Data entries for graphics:

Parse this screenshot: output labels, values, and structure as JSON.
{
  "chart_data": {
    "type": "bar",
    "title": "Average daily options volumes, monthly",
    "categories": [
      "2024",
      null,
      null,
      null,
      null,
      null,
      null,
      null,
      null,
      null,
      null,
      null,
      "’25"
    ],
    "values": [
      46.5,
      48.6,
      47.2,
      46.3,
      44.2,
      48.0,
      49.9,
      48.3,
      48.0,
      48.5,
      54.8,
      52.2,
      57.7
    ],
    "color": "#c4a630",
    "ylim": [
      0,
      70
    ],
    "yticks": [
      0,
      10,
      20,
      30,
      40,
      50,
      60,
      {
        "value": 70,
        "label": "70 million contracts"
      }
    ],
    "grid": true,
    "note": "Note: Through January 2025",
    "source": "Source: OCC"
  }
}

The task ▸
Read the entries and select each line where the word "values" is found.

Written response ▸
Parse this screenshot: output labels, values, and structure as JSON.
    "values": [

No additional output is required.